- [YOUR GOAL] Would you retype all of these records exactly?
#####
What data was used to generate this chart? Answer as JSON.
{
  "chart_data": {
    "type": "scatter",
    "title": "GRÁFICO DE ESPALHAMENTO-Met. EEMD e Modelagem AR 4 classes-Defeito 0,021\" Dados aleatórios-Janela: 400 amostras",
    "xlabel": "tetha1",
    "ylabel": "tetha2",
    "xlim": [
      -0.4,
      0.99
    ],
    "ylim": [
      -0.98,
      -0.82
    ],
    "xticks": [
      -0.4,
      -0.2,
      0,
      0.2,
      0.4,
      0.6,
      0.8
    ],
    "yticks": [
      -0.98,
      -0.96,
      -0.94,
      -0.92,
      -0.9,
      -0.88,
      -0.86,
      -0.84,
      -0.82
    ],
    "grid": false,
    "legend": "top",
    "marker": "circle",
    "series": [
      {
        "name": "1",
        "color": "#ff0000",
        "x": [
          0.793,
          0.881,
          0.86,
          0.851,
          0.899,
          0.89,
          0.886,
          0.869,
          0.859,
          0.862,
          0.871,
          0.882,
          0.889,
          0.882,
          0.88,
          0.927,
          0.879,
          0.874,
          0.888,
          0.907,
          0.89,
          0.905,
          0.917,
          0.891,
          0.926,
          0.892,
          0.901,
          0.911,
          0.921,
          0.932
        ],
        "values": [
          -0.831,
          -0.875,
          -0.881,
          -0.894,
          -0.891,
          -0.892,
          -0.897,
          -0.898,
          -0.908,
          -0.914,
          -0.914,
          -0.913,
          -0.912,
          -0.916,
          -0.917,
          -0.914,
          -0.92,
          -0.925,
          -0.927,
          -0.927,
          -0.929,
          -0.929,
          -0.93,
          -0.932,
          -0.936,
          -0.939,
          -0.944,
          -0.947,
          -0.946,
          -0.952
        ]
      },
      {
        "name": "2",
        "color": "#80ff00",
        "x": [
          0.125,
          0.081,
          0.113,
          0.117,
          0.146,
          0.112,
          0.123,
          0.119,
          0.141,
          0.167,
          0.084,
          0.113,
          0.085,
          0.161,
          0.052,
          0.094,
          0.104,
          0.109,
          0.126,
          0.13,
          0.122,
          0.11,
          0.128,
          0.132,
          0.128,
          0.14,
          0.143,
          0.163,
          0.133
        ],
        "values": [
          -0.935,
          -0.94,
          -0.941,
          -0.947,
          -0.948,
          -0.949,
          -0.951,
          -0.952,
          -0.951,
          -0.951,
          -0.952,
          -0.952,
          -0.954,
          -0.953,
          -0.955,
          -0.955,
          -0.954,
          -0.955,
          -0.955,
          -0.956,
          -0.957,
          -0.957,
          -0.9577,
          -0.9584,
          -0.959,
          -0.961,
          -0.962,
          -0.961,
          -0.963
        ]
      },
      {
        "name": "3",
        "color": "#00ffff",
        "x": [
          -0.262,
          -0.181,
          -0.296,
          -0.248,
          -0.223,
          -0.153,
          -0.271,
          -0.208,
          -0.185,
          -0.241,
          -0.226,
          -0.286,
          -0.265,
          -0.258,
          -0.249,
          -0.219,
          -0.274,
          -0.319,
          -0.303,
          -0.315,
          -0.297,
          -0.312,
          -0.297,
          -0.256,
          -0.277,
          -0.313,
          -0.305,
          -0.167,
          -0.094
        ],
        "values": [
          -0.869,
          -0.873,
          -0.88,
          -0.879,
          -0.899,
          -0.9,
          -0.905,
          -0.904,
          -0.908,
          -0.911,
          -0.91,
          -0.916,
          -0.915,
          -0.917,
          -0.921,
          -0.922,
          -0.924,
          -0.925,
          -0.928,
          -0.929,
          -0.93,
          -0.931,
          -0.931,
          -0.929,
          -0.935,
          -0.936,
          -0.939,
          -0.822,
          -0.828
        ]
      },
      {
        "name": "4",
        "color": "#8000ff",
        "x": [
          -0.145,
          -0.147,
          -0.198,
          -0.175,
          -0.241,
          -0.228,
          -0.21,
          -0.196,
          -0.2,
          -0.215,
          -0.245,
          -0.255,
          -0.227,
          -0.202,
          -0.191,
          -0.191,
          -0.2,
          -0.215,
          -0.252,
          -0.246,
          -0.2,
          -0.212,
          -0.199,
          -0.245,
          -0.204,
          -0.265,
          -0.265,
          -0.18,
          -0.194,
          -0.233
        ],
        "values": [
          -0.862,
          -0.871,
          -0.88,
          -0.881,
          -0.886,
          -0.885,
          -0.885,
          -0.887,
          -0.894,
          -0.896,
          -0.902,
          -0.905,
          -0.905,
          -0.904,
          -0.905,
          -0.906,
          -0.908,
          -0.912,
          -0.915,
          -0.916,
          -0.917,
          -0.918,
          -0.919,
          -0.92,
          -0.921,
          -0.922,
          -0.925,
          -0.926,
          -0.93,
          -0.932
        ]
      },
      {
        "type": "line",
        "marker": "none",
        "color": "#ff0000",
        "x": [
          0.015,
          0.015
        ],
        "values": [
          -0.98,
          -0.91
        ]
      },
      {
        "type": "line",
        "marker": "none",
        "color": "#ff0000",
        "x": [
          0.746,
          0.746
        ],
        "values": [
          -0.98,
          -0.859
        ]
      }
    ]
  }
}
#####
- [ANSWER FOR THIS EXERCISE]
What data was used to generate this chart? Answer as JSON.
{
  "chart_data": {
    "type": "scatter",
    "title": "GRÁFICO DE ESPALHAMENTO-Met. EEMD e Modelagem AR 4 classes-Defeito 0,021\" Dados aleatórios-Janela: 400 amostras",
    "xlabel": "tetha1",
    "ylabel": "tetha2",
    "xlim": [
      -0.4,
      0.99
    ],
    "ylim": [
      -0.98,
      -0.82
    ],
    "xticks": [
      -0.4,
      -0.2,
      0,
      0.2,
      0.4,
      0.6,
      0.8
    ],
    "yticks": [
      -0.98,
      -0.96,
      -0.94,
      -0.92,
      -0.9,
      -0.88,
      -0.86,
      -0.84,
      -0.82
    ],
    "grid": false,
    "legend": "top",
    "marker": "circle",
    "series": [
      {
        "name": "1",
        "color": "#ff0000",
        "x": [
          0.793,
          0.881,
          0.86,
          0.851,
          0.899,
          0.89,
          0.886,
          0.869,
          0.859,
          0.862,
          0.871,
          0.882,
          0.889,
          0.882,
          0.88,
          0.927,
          0.879,
          0.874,
          0.888,
          0.907,
          0.89,
          0.905,
          0.917,
          0.891,
          0.926,
          0.892,
          0.901,
          0.911,
          0.921,
          0.932
        ],
        "values": [
          -0.831,
          -0.875,
          -0.881,
          -0.894,
          -0.891,
          -0.892,
          -0.897,
          -0.898,
          -0.908,
          -0.914,
          -0.914,
          -0.913,
          -0.912,
          -0.916,
          -0.917,
          -0.914,
          -0.92,
          -0.925,
          -0.927,
          -0.927,
          -0.929,
          -0.929,
          -0.93,
          -0.932,
          -0.936,
          -0.939,
          -0.944,
          -0.947,
          -0.946,
          -0.952
        ]
      },
      {
        "name": "2",
        "color": "#80ff00",
        "x": [
          0.125,
          0.081,
          0.113,
          0.117,
          0.146,
          0.112,
          0.123,
          0.119,
          0.141,
          0.167,
          0.084,
          0.113,
          0.085,
          0.161,
          0.052,
          0.094,
          0.104,
          0.109,
          0.126,
          0.13,
          0.122,
          0.11,
          0.128,
          0.132,
          0.128,
          0.14,
          0.143,
          0.163,
          0.133
        ],
        "values": [
          -0.935,
          -0.94,
          -0.941,
          -0.947,
          -0.948,
          -0.949,
          -0.951,
          -0.952,
          -0.951,
          -0.951,
          -0.952,
          -0.952,
          -0.954,
          -0.953,
          -0.955,
          -0.955,
          -0.954,
          -0.955,
          -0.955,
          -0.956,
          -0.957,
          -0.957,
          -0.9577,
          -0.9584,
          -0.959,
          -0.961,
          -0.962,
          -0.961,
          -0.963
        ]
      },
      {
        "name": "3",
        "color": "#00ffff",
        "x": [
          -0.262,
          -0.181,
          -0.296,
          -0.248,
          -0.223,
          -0.153,
          -0.271,
          -0.208,
          -0.185,
          -0.241,
          -0.226,
          -0.286,
          -0.265,
          -0.258,
          -0.249,
          -0.219,
          -0.274,
          -0.319,
          -0.303,
          -0.315,
          -0.297,
          -0.312,
          -0.297,
          -0.256,
          -0.277,
          -0.313,
          -0.305,
          -0.167,
          -0.094
        ],
        "values": [
          -0.869,
          -0.873,
          -0.88,
          -0.879,
          -0.899,
          -0.9,
          -0.905,
          -0.904,
          -0.908,
          -0.911,
          -0.91,
          -0.916,
          -0.915,
          -0.917,
          -0.921,
          -0.922,
          -0.924,
          -0.925,
          -0.928,
          -0.929,
          -0.93,
          -0.931,
          -0.931,
          -0.929,
          -0.935,
          -0.936,
          -0.939,
          -0.822,
          -0.828
        ]
      },
      {
        "name": "4",
        "color": "#8000ff",
        "x": [
          -0.145,
          -0.147,
          -0.198,
          -0.175,
          -0.241,
          -0.228,
          -0.21,
          -0.196,
          -0.2,
          -0.215,
          -0.245,
          -0.255,
          -0.227,
          -0.202,
          -0.191,
          -0.191,
          -0.2,
          -0.215,
          -0.252,
          -0.246,
          -0.2,
          -0.212,
          -0.199,
          -0.245,
          -0.204,
          -0.265,
          -0.265,
          -0.18,
          -0.194,
          -0.233
        ],
        "values": [
          -0.862,
          -0.871,
          -0.88,
          -0.881,
          -0.886,
          -0.885,
          -0.885,
          -0.887,
          -0.894,
          -0.896,
          -0.902,
          -0.905,
          -0.905,
          -0.904,
          -0.905,
          -0.906,
          -0.908,
          -0.912,
          -0.915,
          -0.916,
          -0.917,
          -0.918,
          -0.919,
          -0.92,
          -0.921,
          -0.922,
          -0.925,
          -0.926,
          -0.93,
          -0.932
        ]
      },
      {
        "type": "line",
        "marker": "none",
        "color": "#ff0000",
        "x": [
          0.015,
          0.015
        ],
        "values": [
          -0.98,
          -0.91
        ]
      },
      {
        "type": "line",
        "marker": "none",
        "color": "#ff0000",
        "x": [
          0.746,
          0.746
        ],
        "values": [
          -0.98,
          -0.859
        ]
      }
    ]
  }
}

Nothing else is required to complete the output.